__JOB__: Go through the entries below and retype them exactly, omitting each picture.

__DATA LISTING__:
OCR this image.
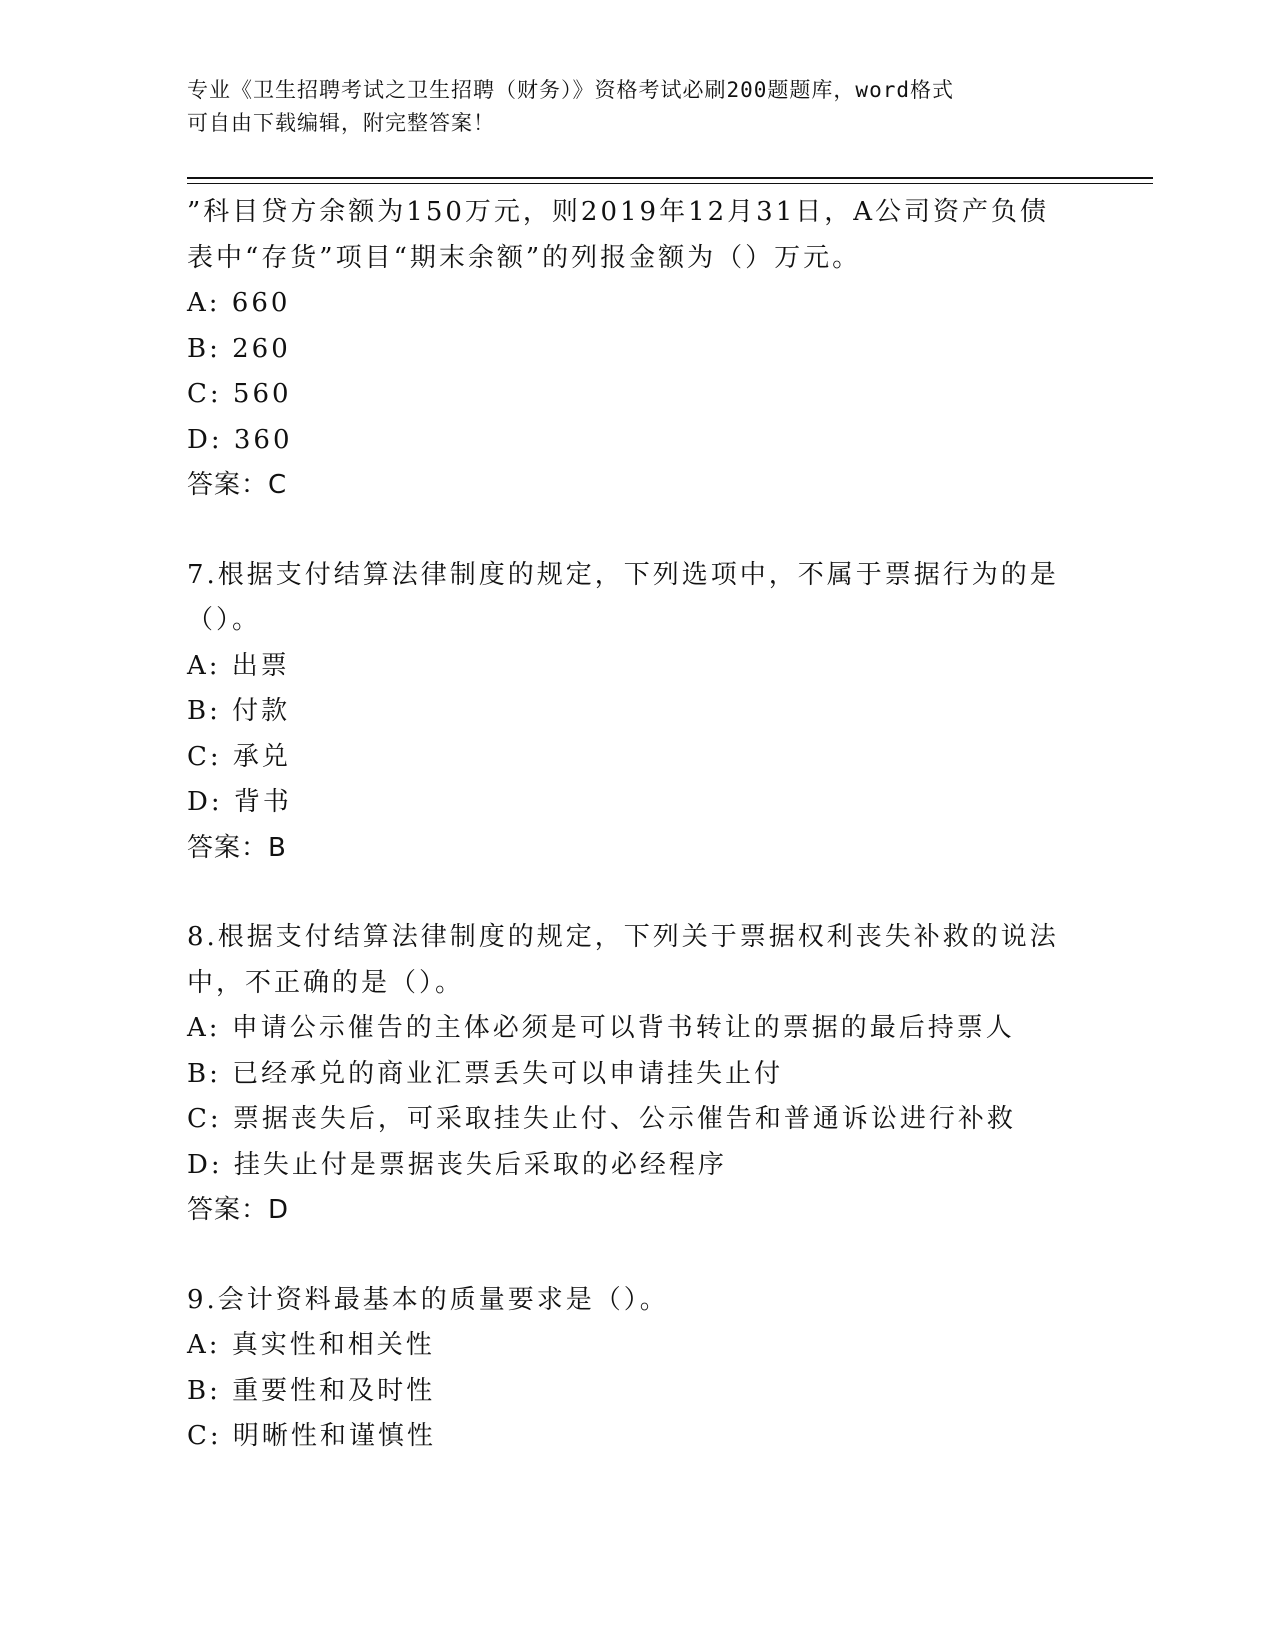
专业《卫生招聘考试之卫生招聘（财务）》资格考试必刷200题题库，word格式
可自由下载编辑，附完整答案！
”科目贷方余额为150万元，则2019年12月31日，A公司资产负债
表中“存货”项目“期末余额”的列报金额为（）万元。
A: 660
B: 260
C: 560
D: 360
答案：C
7.根据支付结算法律制度的规定，下列选项中，不属于票据行为的是
（）。
A: 出票
B: 付款
C: 承兑
D: 背书
答案：B
8.根据支付结算法律制度的规定，下列关于票据权利丧失补救的说法
中，不正确的是（）。
A: 申请公示催告的主体必须是可以背书转让的票据的最后持票人
B: 已经承兑的商业汇票丢失可以申请挂失止付
C: 票据丧失后，可采取挂失止付、公示催告和普通诉讼进行补救
D: 挂失止付是票据丧失后采取的必经程序
答案：D
9.会计资料最基本的质量要求是（）。
A: 真实性和相关性
B: 重要性和及时性
C: 明晰性和谨慎性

__CORRECT ANSWER__:
OCR this image.
专业《卫生招聘考试之卫生招聘（财务）》资格考试必刷200题题库，word格式
可自由下载编辑，附完整答案！
”科目贷方余额为150万元，则2019年12月31日，A公司资产负债
表中“存货”项目“期末余额”的列报金额为（）万元。
A: 660
B: 260
C: 560
D: 360
答案：C
7.根据支付结算法律制度的规定，下列选项中，不属于票据行为的是
（）。
A: 出票
B: 付款
C: 承兑
D: 背书
答案：B
8.根据支付结算法律制度的规定，下列关于票据权利丧失补救的说法
中，不正确的是（）。
A: 申请公示催告的主体必须是可以背书转让的票据的最后持票人
B: 已经承兑的商业汇票丢失可以申请挂失止付
C: 票据丧失后，可采取挂失止付、公示催告和普通诉讼进行补救
D: 挂失止付是票据丧失后采取的必经程序
答案：D
9.会计资料最基本的质量要求是（）。
A: 真实性和相关性
B: 重要性和及时性
C: 明晰性和谨慎性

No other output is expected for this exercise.